__WHAT IS REQUIRED__.
Transcribe all of the records word for word, but omit the pictures.

__GIVEN RECORDS__.
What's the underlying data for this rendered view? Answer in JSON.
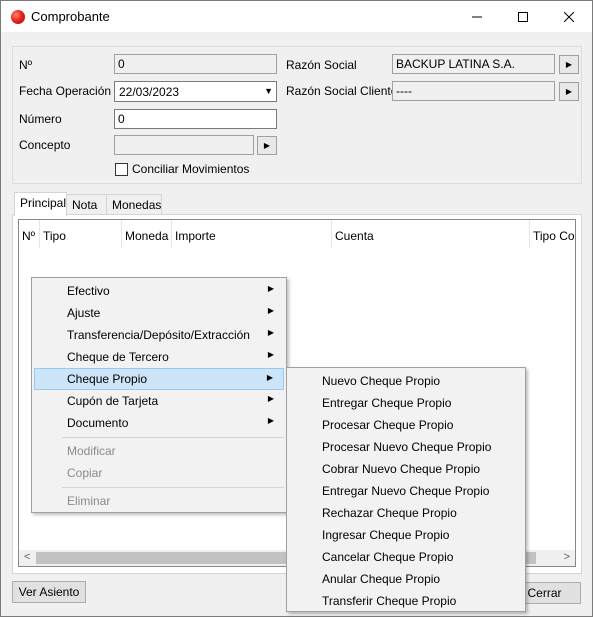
{
  "window": {
    "title": "Comprobante"
  },
  "header": {
    "nro_label": "Nº",
    "nro_value": "0",
    "fecha_label": "Fecha Operación",
    "fecha_value": "22/03/2023",
    "numero_label": "Número",
    "numero_value": "0",
    "concepto_label": "Concepto",
    "concepto_value": "",
    "conciliar_label": "Conciliar Movimientos",
    "conciliar_checked": false,
    "razon_social_label": "Razón Social",
    "razon_social_value": "BACKUP LATINA S.A.",
    "razon_social_cliente_label": "Razón Social Cliente",
    "razon_social_cliente_value": "----"
  },
  "tabs": [
    {
      "label": "Principal",
      "active": true
    },
    {
      "label": "Nota",
      "active": false
    },
    {
      "label": "Monedas",
      "active": false
    }
  ],
  "grid": {
    "columns": [
      "Nº",
      "Tipo",
      "Moneda",
      "Importe",
      "Cuenta",
      "Tipo Cor"
    ]
  },
  "context_menu": {
    "items": [
      {
        "label": "Efectivo"
      },
      {
        "label": "Ajuste"
      },
      {
        "label": "Transferencia/Depósito/Extracción"
      },
      {
        "label": "Cheque de Tercero"
      },
      {
        "label": "Cheque Propio"
      },
      {
        "label": "Cupón de Tarjeta"
      },
      {
        "label": "Documento"
      },
      {
        "label": "Modificar"
      },
      {
        "label": "Copiar"
      },
      {
        "label": "Eliminar"
      }
    ]
  },
  "submenu": {
    "items": [
      {
        "label": "Nuevo Cheque Propio"
      },
      {
        "label": "Entregar Cheque Propio"
      },
      {
        "label": "Procesar Cheque Propio"
      },
      {
        "label": "Procesar Nuevo Cheque Propio"
      },
      {
        "label": "Cobrar Nuevo Cheque Propio"
      },
      {
        "label": "Entregar Nuevo Cheque Propio"
      },
      {
        "label": "Rechazar Cheque Propio"
      },
      {
        "label": "Ingresar Cheque Propio"
      },
      {
        "label": "Cancelar Cheque Propio"
      },
      {
        "label": "Anular Cheque Propio"
      },
      {
        "label": "Transferir Cheque Propio"
      }
    ]
  },
  "footer": {
    "ver_asiento_label": "Ver Asiento",
    "cerrar_label": "Cerrar"
  }
}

__ANSWER TO THE TASK__.
What's the underlying data for this rendered view? Answer in JSON.
{
  "window": {
    "title": "Comprobante"
  },
  "header": {
    "nro_label": "Nº",
    "nro_value": "0",
    "fecha_label": "Fecha Operación",
    "fecha_value": "22/03/2023",
    "numero_label": "Número",
    "numero_value": "0",
    "concepto_label": "Concepto",
    "concepto_value": "",
    "conciliar_label": "Conciliar Movimientos",
    "conciliar_checked": false,
    "razon_social_label": "Razón Social",
    "razon_social_value": "BACKUP LATINA S.A.",
    "razon_social_cliente_label": "Razón Social Cliente",
    "razon_social_cliente_value": "----"
  },
  "tabs": [
    {
      "label": "Principal",
      "active": true
    },
    {
      "label": "Nota",
      "active": false
    },
    {
      "label": "Monedas",
      "active": false
    }
  ],
  "grid": {
    "columns": [
      "Nº",
      "Tipo",
      "Moneda",
      "Importe",
      "Cuenta",
      "Tipo Cor"
    ]
  },
  "context_menu": {
    "items": [
      {
        "label": "Efectivo"
      },
      {
        "label": "Ajuste"
      },
      {
        "label": "Transferencia/Depósito/Extracción"
      },
      {
        "label": "Cheque de Tercero"
      },
      {
        "label": "Cheque Propio"
      },
      {
        "label": "Cupón de Tarjeta"
      },
      {
        "label": "Documento"
      },
      {
        "label": "Modificar"
      },
      {
        "label": "Copiar"
      },
      {
        "label": "Eliminar"
      }
    ]
  },
  "submenu": {
    "items": [
      {
        "label": "Nuevo Cheque Propio"
      },
      {
        "label": "Entregar Cheque Propio"
      },
      {
        "label": "Procesar Cheque Propio"
      },
      {
        "label": "Procesar Nuevo Cheque Propio"
      },
      {
        "label": "Cobrar Nuevo Cheque Propio"
      },
      {
        "label": "Entregar Nuevo Cheque Propio"
      },
      {
        "label": "Rechazar Cheque Propio"
      },
      {
        "label": "Ingresar Cheque Propio"
      },
      {
        "label": "Cancelar Cheque Propio"
      },
      {
        "label": "Anular Cheque Propio"
      },
      {
        "label": "Transferir Cheque Propio"
      }
    ]
  },
  "footer": {
    "ver_asiento_label": "Ver Asiento",
    "cerrar_label": "Cerrar"
  }
}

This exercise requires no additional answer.